* **Requirement**: Report the count of lines below in which the string "name" occurs; include nothing else.

____________________

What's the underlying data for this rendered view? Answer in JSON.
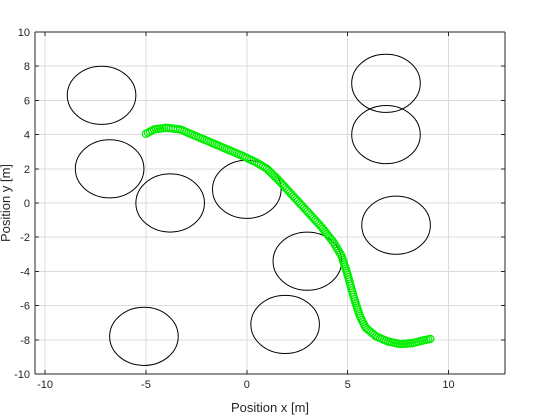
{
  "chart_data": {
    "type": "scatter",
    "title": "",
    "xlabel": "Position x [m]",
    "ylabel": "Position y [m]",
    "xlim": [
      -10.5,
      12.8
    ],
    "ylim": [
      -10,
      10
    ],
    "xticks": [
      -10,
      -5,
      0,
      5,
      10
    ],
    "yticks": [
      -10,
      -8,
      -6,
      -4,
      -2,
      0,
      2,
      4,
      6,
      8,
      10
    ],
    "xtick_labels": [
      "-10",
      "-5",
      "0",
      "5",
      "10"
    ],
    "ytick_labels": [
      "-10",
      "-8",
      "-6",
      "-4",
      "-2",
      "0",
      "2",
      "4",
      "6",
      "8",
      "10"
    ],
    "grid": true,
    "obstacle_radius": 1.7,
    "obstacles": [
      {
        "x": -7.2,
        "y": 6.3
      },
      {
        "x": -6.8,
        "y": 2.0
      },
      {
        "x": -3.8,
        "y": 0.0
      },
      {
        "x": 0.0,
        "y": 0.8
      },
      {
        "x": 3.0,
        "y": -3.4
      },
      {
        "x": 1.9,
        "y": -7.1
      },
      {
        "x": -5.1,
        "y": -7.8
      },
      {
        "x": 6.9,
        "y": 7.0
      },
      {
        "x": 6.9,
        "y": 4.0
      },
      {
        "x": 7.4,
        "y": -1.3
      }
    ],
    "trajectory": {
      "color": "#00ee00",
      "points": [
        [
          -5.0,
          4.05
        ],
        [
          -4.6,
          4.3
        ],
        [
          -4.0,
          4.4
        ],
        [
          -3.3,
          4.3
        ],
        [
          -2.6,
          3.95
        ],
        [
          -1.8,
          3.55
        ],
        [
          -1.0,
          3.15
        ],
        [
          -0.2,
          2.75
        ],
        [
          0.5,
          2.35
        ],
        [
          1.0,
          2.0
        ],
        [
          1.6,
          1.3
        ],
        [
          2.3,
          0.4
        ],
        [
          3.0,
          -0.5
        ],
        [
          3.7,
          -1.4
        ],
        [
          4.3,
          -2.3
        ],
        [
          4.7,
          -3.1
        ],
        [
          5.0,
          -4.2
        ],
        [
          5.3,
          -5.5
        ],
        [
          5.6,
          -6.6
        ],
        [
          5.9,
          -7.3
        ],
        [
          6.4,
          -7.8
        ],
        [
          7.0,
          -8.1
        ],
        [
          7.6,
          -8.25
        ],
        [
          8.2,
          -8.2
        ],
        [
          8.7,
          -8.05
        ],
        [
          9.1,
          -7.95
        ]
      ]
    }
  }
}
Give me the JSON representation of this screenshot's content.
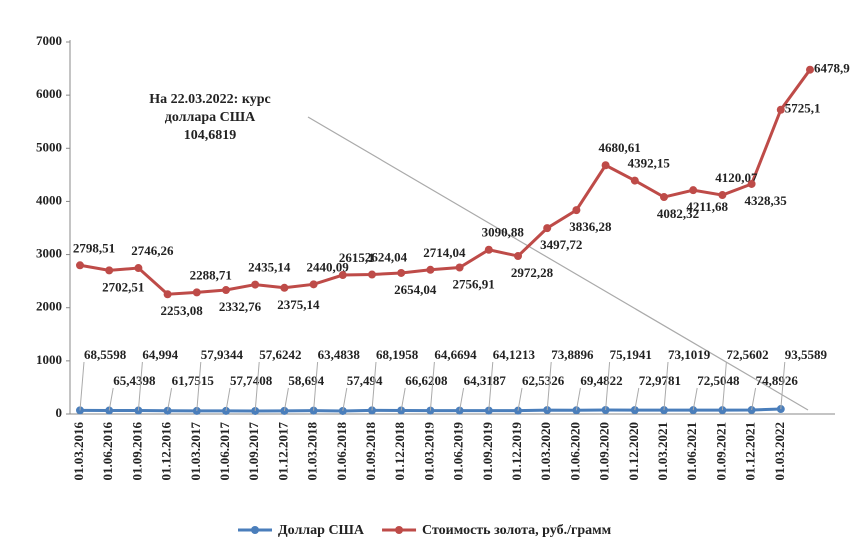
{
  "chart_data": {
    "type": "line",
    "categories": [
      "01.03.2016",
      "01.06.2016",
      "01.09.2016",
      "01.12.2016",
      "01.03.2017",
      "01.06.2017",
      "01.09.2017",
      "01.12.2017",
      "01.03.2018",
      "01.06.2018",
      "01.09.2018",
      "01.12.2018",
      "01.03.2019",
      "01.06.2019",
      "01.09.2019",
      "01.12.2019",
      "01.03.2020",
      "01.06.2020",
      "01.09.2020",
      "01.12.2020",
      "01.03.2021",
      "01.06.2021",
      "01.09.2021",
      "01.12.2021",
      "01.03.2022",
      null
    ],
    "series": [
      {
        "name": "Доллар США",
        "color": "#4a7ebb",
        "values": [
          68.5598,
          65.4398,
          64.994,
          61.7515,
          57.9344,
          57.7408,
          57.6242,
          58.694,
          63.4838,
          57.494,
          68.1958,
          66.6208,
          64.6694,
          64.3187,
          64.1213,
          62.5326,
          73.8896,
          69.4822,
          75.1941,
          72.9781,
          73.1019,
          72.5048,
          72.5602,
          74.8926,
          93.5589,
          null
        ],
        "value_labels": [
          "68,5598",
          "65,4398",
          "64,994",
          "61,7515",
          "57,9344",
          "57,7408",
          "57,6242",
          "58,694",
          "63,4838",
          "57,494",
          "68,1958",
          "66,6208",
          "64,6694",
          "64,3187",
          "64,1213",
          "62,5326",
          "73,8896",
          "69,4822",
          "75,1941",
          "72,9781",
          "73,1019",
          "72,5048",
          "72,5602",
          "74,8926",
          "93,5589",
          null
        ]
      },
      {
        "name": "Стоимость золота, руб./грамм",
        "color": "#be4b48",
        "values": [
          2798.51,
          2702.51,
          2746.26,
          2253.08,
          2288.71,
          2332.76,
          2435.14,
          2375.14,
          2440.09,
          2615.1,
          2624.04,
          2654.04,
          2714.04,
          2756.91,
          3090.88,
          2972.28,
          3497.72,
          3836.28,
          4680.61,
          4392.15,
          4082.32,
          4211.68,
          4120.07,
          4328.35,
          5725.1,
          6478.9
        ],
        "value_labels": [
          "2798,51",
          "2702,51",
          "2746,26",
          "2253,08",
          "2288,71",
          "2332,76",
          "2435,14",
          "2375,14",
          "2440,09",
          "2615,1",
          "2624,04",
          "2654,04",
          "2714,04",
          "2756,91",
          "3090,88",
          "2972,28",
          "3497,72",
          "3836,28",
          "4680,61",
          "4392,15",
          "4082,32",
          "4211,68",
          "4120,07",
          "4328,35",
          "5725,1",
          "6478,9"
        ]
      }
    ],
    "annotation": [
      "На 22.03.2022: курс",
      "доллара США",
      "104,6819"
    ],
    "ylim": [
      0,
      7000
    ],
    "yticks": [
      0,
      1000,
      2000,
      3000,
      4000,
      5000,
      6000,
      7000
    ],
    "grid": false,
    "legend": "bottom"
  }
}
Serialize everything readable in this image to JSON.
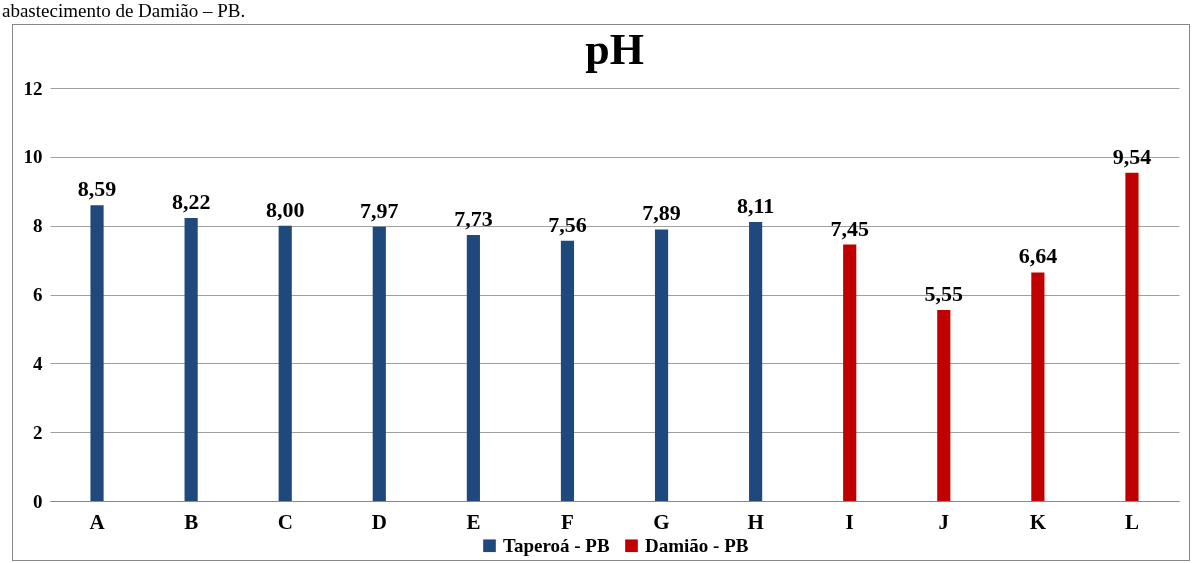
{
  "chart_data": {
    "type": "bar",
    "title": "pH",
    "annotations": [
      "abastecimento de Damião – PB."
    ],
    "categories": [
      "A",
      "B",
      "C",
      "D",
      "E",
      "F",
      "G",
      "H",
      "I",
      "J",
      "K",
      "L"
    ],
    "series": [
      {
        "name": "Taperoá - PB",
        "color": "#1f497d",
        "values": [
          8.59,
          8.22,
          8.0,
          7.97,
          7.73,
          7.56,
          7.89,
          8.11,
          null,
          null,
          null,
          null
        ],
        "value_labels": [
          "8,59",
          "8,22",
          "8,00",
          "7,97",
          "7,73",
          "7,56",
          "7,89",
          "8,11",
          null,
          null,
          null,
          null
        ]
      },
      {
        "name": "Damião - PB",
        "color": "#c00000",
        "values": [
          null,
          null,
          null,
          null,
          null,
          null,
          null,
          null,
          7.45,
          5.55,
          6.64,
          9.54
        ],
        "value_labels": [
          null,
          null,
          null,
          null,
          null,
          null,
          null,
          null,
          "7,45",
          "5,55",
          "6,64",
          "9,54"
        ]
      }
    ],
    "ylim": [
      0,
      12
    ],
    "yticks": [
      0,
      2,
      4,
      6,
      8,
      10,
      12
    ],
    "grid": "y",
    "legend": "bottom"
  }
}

____________________

* **Response**: 4